TASK DESCRIPTION →
Filter the listing below, copying every line in which the word "Certified" appears.

ENTRIES SHOWN →
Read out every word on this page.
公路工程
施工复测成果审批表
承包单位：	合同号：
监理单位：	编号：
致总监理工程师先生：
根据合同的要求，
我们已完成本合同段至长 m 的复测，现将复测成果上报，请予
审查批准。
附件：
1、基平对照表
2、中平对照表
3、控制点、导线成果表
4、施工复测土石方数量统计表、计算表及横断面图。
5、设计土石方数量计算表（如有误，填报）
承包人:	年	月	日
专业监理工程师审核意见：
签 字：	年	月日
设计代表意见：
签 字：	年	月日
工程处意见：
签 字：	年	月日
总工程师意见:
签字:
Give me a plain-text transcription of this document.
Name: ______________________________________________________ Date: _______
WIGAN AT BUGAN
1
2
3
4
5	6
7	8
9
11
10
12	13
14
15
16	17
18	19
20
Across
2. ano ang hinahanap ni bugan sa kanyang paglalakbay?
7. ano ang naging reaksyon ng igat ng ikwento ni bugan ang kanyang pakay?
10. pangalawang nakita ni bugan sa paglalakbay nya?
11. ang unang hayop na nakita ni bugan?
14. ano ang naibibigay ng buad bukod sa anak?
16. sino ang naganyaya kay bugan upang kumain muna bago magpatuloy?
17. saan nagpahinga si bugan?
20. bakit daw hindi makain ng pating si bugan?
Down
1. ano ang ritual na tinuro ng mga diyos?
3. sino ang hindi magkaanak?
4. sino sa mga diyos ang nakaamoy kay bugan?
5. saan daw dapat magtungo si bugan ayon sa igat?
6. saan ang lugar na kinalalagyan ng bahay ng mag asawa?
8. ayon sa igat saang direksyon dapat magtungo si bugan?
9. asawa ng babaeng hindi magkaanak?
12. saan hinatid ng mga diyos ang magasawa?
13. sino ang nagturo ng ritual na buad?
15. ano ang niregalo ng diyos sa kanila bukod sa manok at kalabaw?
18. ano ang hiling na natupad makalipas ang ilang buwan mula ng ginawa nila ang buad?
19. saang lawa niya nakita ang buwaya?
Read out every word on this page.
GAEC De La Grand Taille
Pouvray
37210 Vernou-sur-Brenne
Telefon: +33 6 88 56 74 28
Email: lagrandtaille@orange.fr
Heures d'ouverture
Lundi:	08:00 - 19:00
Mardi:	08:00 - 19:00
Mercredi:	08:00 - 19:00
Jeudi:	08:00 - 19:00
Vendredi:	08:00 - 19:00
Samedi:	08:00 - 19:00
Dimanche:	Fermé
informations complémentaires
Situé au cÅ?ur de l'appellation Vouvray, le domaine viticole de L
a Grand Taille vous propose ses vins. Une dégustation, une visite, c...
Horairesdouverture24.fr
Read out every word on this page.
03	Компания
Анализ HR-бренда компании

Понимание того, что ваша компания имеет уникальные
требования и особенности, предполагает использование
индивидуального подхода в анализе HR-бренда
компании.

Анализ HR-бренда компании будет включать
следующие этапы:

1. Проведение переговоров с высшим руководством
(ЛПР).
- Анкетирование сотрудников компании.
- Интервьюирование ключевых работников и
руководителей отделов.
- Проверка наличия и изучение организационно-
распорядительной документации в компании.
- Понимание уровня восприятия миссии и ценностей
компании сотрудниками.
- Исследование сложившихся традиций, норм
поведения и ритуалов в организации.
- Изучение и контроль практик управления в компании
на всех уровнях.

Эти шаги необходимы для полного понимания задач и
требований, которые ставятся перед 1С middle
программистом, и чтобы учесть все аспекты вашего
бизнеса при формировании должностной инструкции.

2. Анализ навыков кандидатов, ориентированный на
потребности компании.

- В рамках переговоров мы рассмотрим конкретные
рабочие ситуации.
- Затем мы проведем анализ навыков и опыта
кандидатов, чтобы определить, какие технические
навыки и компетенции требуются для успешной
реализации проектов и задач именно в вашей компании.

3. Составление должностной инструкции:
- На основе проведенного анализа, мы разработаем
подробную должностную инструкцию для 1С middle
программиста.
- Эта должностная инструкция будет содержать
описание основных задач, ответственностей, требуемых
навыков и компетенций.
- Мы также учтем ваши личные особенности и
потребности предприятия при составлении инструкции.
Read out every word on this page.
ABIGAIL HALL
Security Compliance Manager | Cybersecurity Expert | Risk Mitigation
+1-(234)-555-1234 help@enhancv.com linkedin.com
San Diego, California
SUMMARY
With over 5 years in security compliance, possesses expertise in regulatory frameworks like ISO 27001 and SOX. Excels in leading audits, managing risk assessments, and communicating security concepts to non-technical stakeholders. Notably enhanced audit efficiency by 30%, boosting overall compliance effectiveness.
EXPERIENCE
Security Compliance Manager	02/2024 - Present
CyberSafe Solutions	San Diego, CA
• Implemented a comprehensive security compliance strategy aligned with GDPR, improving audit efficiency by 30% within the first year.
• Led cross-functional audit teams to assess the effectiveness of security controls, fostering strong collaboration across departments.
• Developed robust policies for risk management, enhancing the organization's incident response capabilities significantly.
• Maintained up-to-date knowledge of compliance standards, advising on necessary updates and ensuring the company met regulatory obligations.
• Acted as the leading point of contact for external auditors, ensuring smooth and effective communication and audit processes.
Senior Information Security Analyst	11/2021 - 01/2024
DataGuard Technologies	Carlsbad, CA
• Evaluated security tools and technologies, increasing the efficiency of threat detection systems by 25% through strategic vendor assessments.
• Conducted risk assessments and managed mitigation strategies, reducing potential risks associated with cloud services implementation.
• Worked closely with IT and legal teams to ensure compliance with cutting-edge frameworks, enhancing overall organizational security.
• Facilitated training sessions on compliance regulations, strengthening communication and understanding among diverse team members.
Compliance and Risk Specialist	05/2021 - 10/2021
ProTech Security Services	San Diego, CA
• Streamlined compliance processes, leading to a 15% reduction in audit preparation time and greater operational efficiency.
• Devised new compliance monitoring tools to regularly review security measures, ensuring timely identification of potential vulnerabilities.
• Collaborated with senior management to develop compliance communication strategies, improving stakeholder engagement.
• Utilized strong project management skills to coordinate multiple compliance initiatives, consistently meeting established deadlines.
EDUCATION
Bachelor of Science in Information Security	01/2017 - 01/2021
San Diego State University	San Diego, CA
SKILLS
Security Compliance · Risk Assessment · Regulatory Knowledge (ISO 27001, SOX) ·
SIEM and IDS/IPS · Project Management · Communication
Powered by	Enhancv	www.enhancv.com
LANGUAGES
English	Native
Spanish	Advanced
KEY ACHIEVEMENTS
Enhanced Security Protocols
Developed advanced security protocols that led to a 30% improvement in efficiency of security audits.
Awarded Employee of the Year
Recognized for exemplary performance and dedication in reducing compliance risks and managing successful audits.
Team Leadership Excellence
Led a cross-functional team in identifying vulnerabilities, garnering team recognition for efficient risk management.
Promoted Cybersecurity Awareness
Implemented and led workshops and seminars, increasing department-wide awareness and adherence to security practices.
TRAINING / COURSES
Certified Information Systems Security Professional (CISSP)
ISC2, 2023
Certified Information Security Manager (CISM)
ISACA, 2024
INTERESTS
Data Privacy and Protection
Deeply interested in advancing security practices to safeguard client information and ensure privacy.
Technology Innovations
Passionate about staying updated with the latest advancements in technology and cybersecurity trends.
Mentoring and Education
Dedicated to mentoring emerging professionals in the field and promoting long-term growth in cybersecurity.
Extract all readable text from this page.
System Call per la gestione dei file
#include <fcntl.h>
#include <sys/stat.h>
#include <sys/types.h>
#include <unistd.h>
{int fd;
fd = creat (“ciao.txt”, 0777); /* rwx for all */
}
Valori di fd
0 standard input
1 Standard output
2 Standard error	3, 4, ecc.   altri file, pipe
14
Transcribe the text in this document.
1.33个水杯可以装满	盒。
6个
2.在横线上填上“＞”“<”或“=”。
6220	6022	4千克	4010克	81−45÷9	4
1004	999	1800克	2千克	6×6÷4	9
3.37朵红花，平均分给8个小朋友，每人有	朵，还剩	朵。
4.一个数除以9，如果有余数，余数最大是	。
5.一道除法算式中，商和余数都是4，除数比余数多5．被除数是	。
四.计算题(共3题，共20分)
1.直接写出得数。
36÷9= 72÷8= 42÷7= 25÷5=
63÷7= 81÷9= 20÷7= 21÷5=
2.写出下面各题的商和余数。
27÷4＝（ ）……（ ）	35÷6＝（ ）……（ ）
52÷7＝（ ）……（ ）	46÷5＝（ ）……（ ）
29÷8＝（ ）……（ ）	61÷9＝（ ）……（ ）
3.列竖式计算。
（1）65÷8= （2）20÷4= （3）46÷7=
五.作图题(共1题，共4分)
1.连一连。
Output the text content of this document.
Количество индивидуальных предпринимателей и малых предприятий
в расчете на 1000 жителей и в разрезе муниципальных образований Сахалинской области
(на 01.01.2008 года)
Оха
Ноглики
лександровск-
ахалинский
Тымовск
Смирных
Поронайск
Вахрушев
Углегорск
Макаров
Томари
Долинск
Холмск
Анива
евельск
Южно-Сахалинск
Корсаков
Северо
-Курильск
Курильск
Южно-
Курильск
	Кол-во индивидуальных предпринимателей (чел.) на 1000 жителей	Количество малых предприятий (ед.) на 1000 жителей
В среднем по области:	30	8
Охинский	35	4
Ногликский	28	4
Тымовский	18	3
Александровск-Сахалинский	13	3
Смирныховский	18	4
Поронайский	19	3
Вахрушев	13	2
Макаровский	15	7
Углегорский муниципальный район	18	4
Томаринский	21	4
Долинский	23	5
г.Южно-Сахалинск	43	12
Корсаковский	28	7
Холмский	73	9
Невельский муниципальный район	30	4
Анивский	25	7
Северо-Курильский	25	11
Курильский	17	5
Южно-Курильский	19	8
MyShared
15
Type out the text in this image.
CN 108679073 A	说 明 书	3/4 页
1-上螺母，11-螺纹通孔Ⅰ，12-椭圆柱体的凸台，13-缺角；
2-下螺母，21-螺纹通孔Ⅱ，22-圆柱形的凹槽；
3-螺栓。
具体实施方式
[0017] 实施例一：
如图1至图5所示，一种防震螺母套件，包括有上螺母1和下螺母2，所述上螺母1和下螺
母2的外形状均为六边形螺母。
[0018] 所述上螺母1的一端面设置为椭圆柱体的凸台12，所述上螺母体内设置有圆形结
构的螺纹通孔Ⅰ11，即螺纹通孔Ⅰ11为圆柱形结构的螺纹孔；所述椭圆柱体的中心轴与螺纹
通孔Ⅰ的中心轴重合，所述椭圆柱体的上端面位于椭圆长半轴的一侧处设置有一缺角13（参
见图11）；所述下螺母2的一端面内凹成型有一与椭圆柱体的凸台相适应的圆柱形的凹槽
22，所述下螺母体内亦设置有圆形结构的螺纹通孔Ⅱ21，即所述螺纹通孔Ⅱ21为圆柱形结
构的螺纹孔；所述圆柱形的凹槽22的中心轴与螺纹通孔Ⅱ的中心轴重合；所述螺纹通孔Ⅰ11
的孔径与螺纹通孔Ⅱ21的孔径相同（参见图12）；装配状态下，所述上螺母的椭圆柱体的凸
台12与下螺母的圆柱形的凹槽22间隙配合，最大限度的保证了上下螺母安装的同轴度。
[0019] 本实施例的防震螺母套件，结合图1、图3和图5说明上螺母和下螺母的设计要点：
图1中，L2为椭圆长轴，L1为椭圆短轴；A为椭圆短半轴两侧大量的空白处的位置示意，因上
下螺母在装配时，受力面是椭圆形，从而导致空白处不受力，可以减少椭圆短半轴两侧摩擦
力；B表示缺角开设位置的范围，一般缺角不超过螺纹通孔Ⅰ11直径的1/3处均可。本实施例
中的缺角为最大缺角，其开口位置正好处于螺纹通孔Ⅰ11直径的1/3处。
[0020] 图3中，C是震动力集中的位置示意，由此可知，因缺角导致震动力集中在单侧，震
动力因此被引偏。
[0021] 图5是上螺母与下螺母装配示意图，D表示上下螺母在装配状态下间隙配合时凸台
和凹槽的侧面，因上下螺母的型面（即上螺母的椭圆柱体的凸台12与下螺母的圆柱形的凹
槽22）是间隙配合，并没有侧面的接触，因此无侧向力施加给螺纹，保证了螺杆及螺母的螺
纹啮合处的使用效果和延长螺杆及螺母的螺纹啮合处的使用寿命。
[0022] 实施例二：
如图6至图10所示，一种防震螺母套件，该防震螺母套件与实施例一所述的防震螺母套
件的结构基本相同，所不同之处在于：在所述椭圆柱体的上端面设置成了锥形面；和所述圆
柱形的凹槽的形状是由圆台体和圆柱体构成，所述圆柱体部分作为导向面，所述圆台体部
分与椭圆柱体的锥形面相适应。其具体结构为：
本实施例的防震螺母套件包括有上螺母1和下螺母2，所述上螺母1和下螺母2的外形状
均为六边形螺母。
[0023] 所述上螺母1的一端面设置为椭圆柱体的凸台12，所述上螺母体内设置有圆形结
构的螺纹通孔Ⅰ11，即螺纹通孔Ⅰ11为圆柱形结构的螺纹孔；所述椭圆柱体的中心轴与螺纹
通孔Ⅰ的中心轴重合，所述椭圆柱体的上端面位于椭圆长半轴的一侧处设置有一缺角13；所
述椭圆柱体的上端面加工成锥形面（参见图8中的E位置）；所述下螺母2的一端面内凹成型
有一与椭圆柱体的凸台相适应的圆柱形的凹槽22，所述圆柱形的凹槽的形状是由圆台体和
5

REPLY TO THE TASK →
Certified Information Systems Security Professional (CISSP)
Certified Information Security Manager (CISM)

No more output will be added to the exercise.